- Goal -
Copy the lines that follow, keeping every character the same.

- Material provided -
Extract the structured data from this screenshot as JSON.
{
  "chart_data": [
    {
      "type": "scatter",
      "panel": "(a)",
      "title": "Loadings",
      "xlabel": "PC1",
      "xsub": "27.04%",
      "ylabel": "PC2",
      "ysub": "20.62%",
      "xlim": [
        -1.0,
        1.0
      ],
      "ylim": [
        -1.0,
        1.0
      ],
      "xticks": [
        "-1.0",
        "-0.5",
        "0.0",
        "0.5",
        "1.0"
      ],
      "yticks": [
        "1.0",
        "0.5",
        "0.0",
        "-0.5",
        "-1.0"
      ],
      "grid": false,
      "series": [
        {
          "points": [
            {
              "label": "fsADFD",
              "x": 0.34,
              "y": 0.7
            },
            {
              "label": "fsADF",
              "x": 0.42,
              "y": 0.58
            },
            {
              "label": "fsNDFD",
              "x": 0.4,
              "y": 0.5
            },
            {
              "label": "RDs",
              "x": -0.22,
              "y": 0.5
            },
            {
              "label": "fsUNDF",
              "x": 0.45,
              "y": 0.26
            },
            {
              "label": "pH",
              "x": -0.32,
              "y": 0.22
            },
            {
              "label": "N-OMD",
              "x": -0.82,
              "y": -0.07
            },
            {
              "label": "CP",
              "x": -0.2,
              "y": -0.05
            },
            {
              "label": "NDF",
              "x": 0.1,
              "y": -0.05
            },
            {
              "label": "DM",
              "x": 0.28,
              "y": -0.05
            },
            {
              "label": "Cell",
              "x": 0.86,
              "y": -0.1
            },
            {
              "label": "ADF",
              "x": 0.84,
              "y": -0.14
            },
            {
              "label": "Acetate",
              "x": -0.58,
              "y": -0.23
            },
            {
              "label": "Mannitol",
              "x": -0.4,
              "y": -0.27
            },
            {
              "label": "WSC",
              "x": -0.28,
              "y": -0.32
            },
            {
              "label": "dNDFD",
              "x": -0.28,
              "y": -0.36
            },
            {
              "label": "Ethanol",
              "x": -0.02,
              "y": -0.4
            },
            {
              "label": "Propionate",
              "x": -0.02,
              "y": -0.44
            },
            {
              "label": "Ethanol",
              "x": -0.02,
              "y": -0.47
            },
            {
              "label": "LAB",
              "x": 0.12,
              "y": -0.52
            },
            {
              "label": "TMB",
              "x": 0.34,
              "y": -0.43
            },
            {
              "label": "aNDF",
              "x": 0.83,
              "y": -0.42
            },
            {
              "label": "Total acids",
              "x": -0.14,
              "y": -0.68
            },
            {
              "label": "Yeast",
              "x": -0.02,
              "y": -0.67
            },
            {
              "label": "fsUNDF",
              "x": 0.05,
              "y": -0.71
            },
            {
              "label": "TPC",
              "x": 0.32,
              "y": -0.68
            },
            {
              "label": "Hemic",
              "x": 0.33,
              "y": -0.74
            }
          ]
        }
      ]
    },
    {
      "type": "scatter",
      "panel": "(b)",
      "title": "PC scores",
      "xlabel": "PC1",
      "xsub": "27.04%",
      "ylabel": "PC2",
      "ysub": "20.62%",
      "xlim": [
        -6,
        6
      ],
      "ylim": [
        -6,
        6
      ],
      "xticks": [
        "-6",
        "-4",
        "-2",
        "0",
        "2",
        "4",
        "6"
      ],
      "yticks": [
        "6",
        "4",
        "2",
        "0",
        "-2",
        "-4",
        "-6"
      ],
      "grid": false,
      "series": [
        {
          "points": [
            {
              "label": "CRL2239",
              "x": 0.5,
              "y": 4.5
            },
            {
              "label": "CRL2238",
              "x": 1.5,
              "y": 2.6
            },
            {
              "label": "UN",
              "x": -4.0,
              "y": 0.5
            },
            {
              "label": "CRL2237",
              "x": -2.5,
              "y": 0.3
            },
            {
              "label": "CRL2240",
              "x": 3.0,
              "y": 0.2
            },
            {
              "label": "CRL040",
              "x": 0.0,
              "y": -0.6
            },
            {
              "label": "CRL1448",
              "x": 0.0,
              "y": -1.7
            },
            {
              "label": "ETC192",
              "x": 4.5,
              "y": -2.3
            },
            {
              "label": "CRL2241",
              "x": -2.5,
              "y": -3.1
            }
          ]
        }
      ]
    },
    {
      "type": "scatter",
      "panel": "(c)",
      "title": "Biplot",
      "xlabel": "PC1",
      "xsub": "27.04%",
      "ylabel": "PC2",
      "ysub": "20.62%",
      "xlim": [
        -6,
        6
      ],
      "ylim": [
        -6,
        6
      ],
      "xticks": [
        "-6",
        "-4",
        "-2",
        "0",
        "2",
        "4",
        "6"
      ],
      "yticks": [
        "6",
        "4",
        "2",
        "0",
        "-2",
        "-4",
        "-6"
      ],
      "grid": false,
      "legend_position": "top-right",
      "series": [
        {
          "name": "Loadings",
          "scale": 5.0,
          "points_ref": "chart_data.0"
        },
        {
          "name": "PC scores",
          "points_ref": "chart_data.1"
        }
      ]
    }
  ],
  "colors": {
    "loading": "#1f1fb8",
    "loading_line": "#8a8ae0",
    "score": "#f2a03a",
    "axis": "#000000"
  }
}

- Solution to the exercise -
Extract the structured data from this screenshot as JSON.
{
  "chart_data": [
    {
      "type": "scatter",
      "panel": "(a)",
      "title": "Loadings",
      "xlabel": "PC1",
      "xsub": "27.04%",
      "ylabel": "PC2",
      "ysub": "20.62%",
      "xlim": [
        -1.0,
        1.0
      ],
      "ylim": [
        -1.0,
        1.0
      ],
      "xticks": [
        "-1.0",
        "-0.5",
        "0.0",
        "0.5",
        "1.0"
      ],
      "yticks": [
        "1.0",
        "0.5",
        "0.0",
        "-0.5",
        "-1.0"
      ],
      "grid": false,
      "series": [
        {
          "points": [
            {
              "label": "fsADFD",
              "x": 0.34,
              "y": 0.7
            },
            {
              "label": "fsADF",
              "x": 0.42,
              "y": 0.58
            },
            {
              "label": "fsNDFD",
              "x": 0.4,
              "y": 0.5
            },
            {
              "label": "RDs",
              "x": -0.22,
              "y": 0.5
            },
            {
              "label": "fsUNDF",
              "x": 0.45,
              "y": 0.26
            },
            {
              "label": "pH",
              "x": -0.32,
              "y": 0.22
            },
            {
              "label": "N-OMD",
              "x": -0.82,
              "y": -0.07
            },
            {
              "label": "CP",
              "x": -0.2,
              "y": -0.05
            },
            {
              "label": "NDF",
              "x": 0.1,
              "y": -0.05
            },
            {
              "label": "DM",
              "x": 0.28,
              "y": -0.05
            },
            {
              "label": "Cell",
              "x": 0.86,
              "y": -0.1
            },
            {
              "label": "ADF",
              "x": 0.84,
              "y": -0.14
            },
            {
              "label": "Acetate",
              "x": -0.58,
              "y": -0.23
            },
            {
              "label": "Mannitol",
              "x": -0.4,
              "y": -0.27
            },
            {
              "label": "WSC",
              "x": -0.28,
              "y": -0.32
            },
            {
              "label": "dNDFD",
              "x": -0.28,
              "y": -0.36
            },
            {
              "label": "Ethanol",
              "x": -0.02,
              "y": -0.4
            },
            {
              "label": "Propionate",
              "x": -0.02,
              "y": -0.44
            },
            {
              "label": "Ethanol",
              "x": -0.02,
              "y": -0.47
            },
            {
              "label": "LAB",
              "x": 0.12,
              "y": -0.52
            },
            {
              "label": "TMB",
              "x": 0.34,
              "y": -0.43
            },
            {
              "label": "aNDF",
              "x": 0.83,
              "y": -0.42
            },
            {
              "label": "Total acids",
              "x": -0.14,
              "y": -0.68
            },
            {
              "label": "Yeast",
              "x": -0.02,
              "y": -0.67
            },
            {
              "label": "fsUNDF",
              "x": 0.05,
              "y": -0.71
            },
            {
              "label": "TPC",
              "x": 0.32,
              "y": -0.68
            },
            {
              "label": "Hemic",
              "x": 0.33,
              "y": -0.74
            }
          ]
        }
      ]
    },
    {
      "type": "scatter",
      "panel": "(b)",
      "title": "PC scores",
      "xlabel": "PC1",
      "xsub": "27.04%",
      "ylabel": "PC2",
      "ysub": "20.62%",
      "xlim": [
        -6,
        6
      ],
      "ylim": [
        -6,
        6
      ],
      "xticks": [
        "-6",
        "-4",
        "-2",
        "0",
        "2",
        "4",
        "6"
      ],
      "yticks": [
        "6",
        "4",
        "2",
        "0",
        "-2",
        "-4",
        "-6"
      ],
      "grid": false,
      "series": [
        {
          "points": [
            {
              "label": "CRL2239",
              "x": 0.5,
              "y": 4.5
            },
            {
              "label": "CRL2238",
              "x": 1.5,
              "y": 2.6
            },
            {
              "label": "UN",
              "x": -4.0,
              "y": 0.5
            },
            {
              "label": "CRL2237",
              "x": -2.5,
              "y": 0.3
            },
            {
              "label": "CRL2240",
              "x": 3.0,
              "y": 0.2
            },
            {
              "label": "CRL040",
              "x": 0.0,
              "y": -0.6
            },
            {
              "label": "CRL1448",
              "x": 0.0,
              "y": -1.7
            },
            {
              "label": "ETC192",
              "x": 4.5,
              "y": -2.3
            },
            {
              "label": "CRL2241",
              "x": -2.5,
              "y": -3.1
            }
          ]
        }
      ]
    },
    {
      "type": "scatter",
      "panel": "(c)",
      "title": "Biplot",
      "xlabel": "PC1",
      "xsub": "27.04%",
      "ylabel": "PC2",
      "ysub": "20.62%",
      "xlim": [
        -6,
        6
      ],
      "ylim": [
        -6,
        6
      ],
      "xticks": [
        "-6",
        "-4",
        "-2",
        "0",
        "2",
        "4",
        "6"
      ],
      "yticks": [
        "6",
        "4",
        "2",
        "0",
        "-2",
        "-4",
        "-6"
      ],
      "grid": false,
      "legend_position": "top-right",
      "series": [
        {
          "name": "Loadings",
          "scale": 5.0,
          "points_ref": "chart_data.0"
        },
        {
          "name": "PC scores",
          "points_ref": "chart_data.1"
        }
      ]
    }
  ],
  "colors": {
    "loading": "#1f1fb8",
    "loading_line": "#8a8ae0",
    "score": "#f2a03a",
    "axis": "#000000"
  }
}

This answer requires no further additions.